WRITTEN REQUEST :: In the records below, copy out every line from the one containing "What elements are" through the one containing "candle-body (352, 131, 359, 142)", both included, without changing anything.

Stored data ::
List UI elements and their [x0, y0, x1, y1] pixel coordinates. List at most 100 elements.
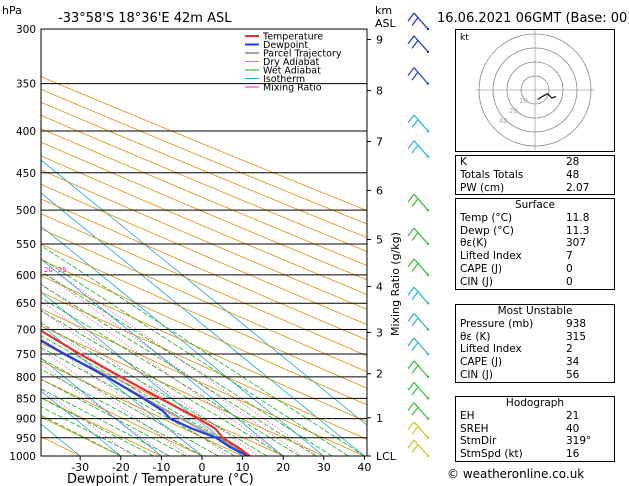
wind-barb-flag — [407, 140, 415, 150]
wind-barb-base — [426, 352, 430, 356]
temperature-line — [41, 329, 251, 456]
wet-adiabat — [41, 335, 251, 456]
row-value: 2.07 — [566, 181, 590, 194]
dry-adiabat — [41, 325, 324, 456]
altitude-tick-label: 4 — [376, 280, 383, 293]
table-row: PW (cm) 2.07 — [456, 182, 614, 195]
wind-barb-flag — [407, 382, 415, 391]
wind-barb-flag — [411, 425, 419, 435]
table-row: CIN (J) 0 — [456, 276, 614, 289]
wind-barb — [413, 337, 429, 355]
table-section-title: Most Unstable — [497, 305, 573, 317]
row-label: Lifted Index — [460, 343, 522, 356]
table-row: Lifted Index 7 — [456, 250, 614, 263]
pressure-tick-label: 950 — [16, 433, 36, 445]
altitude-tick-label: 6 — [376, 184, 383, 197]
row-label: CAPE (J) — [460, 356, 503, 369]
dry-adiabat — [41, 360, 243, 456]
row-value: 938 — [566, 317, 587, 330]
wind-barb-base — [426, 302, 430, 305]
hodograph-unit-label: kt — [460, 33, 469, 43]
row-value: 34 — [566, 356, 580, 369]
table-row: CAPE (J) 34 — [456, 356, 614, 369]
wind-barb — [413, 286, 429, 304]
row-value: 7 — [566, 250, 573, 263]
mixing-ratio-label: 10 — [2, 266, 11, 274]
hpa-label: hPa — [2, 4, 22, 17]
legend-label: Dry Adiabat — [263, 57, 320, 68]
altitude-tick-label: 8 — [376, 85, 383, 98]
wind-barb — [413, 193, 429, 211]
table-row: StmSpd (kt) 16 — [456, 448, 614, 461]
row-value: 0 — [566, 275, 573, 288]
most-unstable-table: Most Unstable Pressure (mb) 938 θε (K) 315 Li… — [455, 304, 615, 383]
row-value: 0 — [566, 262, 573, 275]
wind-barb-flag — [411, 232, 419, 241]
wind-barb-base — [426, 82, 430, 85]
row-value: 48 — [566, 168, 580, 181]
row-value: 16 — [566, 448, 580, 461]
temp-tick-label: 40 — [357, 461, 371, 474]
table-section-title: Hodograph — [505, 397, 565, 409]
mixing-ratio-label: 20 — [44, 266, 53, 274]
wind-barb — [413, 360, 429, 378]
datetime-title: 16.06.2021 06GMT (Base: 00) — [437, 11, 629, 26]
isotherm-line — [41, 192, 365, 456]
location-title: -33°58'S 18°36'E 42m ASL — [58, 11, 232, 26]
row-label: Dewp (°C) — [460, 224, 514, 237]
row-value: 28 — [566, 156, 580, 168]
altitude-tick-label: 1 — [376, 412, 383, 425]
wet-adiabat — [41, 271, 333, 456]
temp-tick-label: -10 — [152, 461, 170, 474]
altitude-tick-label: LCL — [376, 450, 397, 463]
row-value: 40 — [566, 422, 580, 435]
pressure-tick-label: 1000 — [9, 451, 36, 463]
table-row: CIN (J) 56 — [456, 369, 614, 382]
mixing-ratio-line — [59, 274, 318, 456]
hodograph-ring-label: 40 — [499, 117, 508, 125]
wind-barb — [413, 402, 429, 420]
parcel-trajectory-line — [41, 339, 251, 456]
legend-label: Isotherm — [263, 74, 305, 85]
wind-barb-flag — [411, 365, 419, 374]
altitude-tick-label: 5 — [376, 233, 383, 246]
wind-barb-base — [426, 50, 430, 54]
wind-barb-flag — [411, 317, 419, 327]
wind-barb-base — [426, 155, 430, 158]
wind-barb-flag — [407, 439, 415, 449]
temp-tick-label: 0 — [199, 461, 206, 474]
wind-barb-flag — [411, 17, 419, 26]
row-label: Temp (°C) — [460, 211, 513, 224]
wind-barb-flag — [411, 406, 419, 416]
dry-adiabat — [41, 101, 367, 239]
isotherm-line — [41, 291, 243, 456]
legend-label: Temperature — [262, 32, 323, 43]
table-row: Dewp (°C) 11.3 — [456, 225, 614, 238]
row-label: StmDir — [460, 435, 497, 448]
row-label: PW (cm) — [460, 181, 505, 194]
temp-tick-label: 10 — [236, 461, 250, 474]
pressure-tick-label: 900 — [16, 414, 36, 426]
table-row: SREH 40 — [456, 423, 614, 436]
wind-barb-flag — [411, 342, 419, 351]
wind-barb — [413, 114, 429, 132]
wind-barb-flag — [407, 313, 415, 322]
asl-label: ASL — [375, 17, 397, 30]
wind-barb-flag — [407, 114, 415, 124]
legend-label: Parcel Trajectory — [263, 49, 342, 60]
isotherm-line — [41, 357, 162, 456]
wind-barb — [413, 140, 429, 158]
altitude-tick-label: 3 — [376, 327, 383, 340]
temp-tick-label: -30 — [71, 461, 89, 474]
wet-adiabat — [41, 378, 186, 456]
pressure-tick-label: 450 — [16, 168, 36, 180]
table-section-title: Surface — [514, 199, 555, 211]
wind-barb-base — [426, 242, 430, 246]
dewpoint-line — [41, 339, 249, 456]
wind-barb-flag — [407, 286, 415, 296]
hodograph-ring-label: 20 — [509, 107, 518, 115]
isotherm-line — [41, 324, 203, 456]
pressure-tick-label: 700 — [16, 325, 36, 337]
---
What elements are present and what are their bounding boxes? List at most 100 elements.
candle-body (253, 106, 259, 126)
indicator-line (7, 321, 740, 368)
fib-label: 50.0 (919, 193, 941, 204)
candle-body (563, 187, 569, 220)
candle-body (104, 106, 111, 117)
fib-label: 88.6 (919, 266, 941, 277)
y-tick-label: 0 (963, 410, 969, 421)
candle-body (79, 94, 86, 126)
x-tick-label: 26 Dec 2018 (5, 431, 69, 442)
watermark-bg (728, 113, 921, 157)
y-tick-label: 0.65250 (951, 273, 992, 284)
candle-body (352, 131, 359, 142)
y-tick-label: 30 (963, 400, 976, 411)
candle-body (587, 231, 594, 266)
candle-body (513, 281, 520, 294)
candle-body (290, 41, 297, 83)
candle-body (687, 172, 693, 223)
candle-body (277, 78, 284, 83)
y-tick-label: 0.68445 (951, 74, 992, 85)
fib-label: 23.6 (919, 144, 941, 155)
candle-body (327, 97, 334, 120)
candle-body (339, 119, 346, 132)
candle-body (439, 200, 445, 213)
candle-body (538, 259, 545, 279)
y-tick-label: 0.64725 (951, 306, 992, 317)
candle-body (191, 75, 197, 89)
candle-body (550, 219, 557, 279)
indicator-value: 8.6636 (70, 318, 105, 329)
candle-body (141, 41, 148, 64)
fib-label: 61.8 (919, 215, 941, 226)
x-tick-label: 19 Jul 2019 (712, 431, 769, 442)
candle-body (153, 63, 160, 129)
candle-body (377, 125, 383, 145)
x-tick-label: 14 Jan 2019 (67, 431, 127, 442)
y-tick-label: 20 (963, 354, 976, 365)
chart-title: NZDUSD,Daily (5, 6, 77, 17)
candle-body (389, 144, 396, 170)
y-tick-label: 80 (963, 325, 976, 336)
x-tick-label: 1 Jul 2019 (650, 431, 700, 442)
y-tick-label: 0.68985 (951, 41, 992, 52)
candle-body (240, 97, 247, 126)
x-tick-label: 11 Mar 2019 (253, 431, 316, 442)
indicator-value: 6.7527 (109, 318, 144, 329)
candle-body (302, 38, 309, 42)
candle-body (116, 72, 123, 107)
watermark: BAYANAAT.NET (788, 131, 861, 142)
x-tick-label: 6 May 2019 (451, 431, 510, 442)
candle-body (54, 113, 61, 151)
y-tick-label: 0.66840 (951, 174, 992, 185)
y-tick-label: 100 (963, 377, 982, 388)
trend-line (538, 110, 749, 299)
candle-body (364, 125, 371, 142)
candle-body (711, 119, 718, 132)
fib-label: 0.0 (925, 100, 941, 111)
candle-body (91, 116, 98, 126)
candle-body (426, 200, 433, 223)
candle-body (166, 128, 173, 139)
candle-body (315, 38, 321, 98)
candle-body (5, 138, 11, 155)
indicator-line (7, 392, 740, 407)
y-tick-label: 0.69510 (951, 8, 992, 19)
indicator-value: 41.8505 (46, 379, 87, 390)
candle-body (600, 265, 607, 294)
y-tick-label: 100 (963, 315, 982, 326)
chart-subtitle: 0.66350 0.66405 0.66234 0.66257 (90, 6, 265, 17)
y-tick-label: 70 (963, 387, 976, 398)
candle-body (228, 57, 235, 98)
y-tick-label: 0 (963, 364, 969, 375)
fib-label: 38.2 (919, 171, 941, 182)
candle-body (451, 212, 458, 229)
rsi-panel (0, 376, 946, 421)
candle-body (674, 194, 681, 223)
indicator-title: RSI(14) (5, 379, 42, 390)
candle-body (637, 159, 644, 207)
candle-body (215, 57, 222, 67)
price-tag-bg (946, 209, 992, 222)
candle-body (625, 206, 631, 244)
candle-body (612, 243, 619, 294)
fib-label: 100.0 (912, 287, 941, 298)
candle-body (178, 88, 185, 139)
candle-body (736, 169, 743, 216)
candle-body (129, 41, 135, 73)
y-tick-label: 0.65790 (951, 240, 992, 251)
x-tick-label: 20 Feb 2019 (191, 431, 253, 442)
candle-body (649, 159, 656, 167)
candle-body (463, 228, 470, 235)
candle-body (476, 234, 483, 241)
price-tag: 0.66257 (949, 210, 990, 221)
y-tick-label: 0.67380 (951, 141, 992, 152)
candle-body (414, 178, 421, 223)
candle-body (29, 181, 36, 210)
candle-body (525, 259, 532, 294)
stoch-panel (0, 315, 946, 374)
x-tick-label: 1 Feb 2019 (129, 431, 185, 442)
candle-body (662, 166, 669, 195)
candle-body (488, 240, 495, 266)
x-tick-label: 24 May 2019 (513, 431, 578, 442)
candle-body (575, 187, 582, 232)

RESULT OF THIS EXERCISE ::
What elements are present and what are their bounding boxes? List at most 100 elements.
candle-body (253, 106, 259, 126)
indicator-line (7, 321, 740, 368)
fib-label: 50.0 (919, 193, 941, 204)
candle-body (563, 187, 569, 220)
candle-body (104, 106, 111, 117)
fib-label: 88.6 (919, 266, 941, 277)
y-tick-label: 0 (963, 410, 969, 421)
candle-body (79, 94, 86, 126)
x-tick-label: 26 Dec 2018 (5, 431, 69, 442)
watermark-bg (728, 113, 921, 157)
y-tick-label: 0.65250 (951, 273, 992, 284)
candle-body (352, 131, 359, 142)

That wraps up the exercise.